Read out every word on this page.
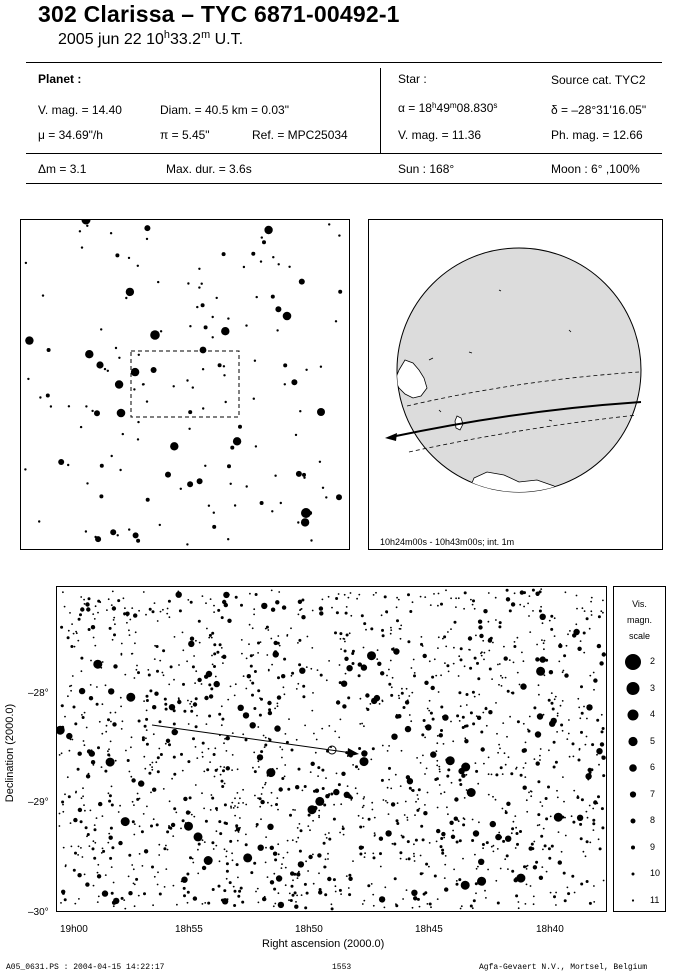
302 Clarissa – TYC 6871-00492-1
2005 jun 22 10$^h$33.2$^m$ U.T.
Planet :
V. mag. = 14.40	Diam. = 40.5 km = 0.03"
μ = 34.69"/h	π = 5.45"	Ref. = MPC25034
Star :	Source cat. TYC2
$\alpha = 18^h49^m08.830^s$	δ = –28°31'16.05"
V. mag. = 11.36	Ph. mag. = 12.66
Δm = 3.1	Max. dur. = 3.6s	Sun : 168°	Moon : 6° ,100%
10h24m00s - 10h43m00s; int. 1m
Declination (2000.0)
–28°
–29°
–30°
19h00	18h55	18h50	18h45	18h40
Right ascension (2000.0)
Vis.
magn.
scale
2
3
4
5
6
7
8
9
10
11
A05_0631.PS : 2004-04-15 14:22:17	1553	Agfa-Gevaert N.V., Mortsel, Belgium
+ + +
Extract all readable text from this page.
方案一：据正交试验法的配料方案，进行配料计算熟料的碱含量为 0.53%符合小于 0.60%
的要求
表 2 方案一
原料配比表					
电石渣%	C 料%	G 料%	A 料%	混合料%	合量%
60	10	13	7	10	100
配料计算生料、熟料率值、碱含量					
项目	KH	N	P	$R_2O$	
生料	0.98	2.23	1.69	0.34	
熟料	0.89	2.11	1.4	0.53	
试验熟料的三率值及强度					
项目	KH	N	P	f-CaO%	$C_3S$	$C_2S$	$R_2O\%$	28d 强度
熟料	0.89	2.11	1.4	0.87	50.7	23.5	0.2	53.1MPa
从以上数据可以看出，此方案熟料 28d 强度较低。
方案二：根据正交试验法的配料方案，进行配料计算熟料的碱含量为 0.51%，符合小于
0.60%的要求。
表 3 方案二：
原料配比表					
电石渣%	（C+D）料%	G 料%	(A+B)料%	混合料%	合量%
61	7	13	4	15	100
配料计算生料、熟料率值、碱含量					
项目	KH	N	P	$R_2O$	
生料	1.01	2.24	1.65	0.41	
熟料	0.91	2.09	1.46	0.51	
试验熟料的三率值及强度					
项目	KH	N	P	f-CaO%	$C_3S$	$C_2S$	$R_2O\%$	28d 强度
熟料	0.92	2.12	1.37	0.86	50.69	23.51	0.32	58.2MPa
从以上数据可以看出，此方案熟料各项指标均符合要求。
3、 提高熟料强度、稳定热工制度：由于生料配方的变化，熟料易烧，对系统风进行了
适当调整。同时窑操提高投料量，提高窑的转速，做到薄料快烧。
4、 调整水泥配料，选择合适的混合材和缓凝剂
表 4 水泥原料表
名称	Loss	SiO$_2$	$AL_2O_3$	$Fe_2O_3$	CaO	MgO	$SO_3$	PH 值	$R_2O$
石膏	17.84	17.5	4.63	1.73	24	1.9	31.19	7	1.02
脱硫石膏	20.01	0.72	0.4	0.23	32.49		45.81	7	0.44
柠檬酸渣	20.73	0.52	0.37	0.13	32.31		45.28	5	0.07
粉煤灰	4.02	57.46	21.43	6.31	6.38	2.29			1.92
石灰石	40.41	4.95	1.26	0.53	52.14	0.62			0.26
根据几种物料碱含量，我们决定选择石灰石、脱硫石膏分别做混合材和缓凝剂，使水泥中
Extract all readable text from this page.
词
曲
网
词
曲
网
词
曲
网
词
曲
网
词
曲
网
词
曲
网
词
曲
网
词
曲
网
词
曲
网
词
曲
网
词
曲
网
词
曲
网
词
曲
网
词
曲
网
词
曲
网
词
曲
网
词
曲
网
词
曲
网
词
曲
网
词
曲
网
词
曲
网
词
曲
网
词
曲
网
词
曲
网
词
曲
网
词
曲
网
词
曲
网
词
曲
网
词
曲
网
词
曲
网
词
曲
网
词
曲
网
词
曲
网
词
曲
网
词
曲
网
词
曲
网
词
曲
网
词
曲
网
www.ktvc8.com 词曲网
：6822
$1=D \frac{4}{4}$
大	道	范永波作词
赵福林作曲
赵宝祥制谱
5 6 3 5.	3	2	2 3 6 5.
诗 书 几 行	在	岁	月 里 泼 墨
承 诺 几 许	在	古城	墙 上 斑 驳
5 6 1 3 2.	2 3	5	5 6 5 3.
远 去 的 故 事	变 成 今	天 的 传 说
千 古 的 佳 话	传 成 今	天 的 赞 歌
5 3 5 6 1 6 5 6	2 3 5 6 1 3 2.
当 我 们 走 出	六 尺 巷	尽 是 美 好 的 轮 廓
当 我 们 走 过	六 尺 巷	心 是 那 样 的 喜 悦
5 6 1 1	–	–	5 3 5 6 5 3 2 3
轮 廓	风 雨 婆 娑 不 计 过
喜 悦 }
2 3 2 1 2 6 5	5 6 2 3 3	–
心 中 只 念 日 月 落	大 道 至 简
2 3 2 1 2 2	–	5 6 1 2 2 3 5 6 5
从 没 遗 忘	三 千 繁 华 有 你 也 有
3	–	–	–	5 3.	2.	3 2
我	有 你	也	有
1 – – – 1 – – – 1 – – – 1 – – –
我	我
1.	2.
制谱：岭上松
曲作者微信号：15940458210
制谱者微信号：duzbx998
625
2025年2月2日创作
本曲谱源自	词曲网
+ + +
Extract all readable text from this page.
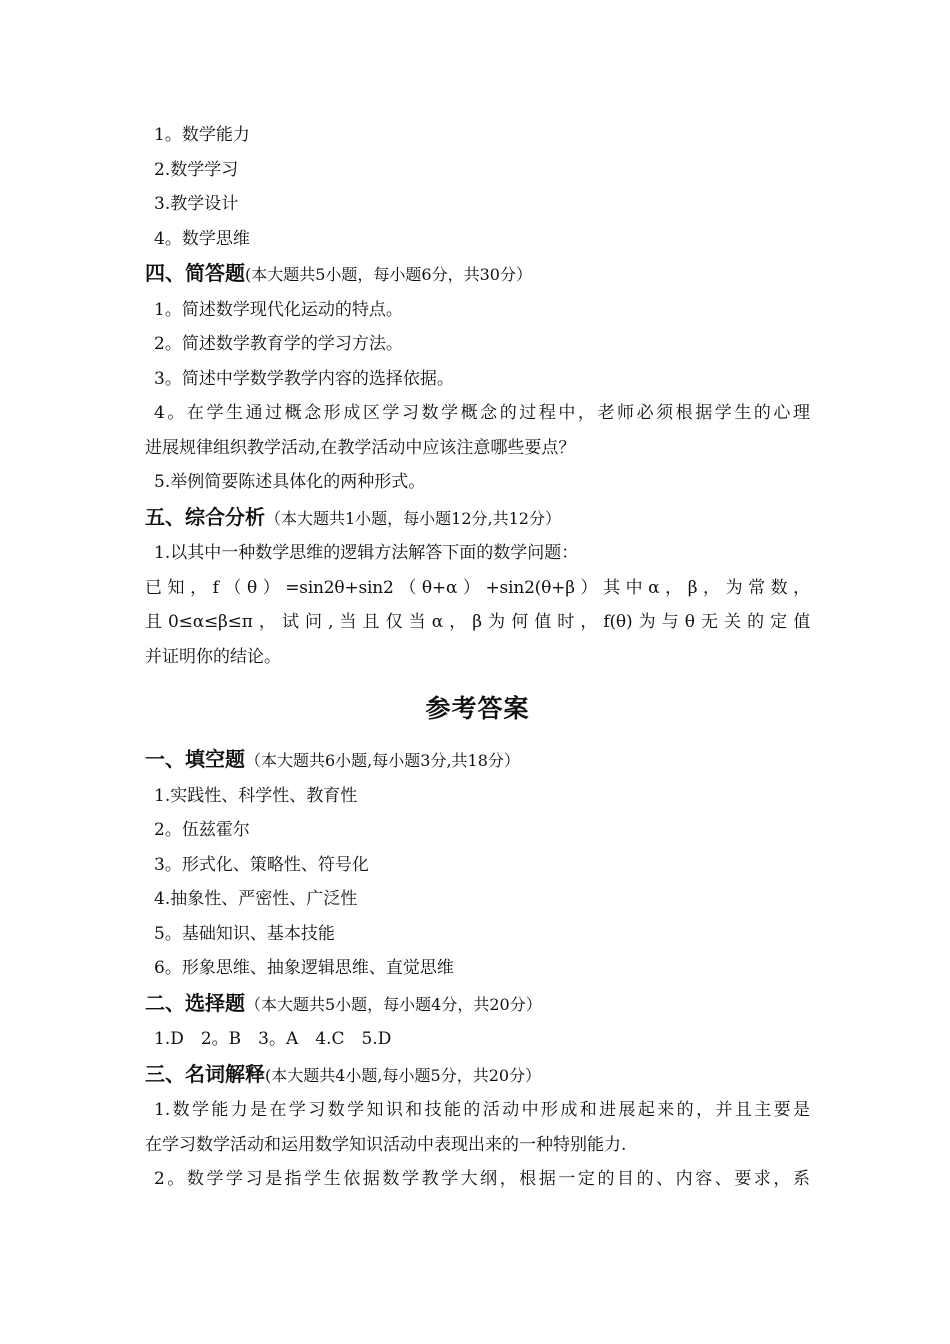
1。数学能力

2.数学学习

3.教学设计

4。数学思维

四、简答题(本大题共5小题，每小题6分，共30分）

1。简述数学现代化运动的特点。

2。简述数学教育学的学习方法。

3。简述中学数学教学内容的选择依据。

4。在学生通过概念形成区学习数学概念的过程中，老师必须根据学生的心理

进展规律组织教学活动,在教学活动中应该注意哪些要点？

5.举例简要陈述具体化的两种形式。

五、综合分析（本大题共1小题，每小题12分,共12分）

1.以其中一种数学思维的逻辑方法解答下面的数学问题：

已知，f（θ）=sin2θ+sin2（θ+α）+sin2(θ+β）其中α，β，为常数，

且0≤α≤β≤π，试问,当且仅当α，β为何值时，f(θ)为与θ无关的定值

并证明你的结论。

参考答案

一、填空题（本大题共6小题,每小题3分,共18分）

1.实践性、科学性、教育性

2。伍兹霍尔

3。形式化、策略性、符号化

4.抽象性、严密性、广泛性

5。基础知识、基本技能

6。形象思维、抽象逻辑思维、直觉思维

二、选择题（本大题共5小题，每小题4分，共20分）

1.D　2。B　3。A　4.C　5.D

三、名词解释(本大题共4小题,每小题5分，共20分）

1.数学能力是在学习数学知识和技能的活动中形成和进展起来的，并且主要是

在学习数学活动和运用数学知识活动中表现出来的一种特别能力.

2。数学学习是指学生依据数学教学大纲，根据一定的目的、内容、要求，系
+ + +
TASK PROMPT. Report how many lines in the records hold the word "进行配料计算熟料的碱含量为", giving the number and nothing else.

EXERCISE ANSWER. 2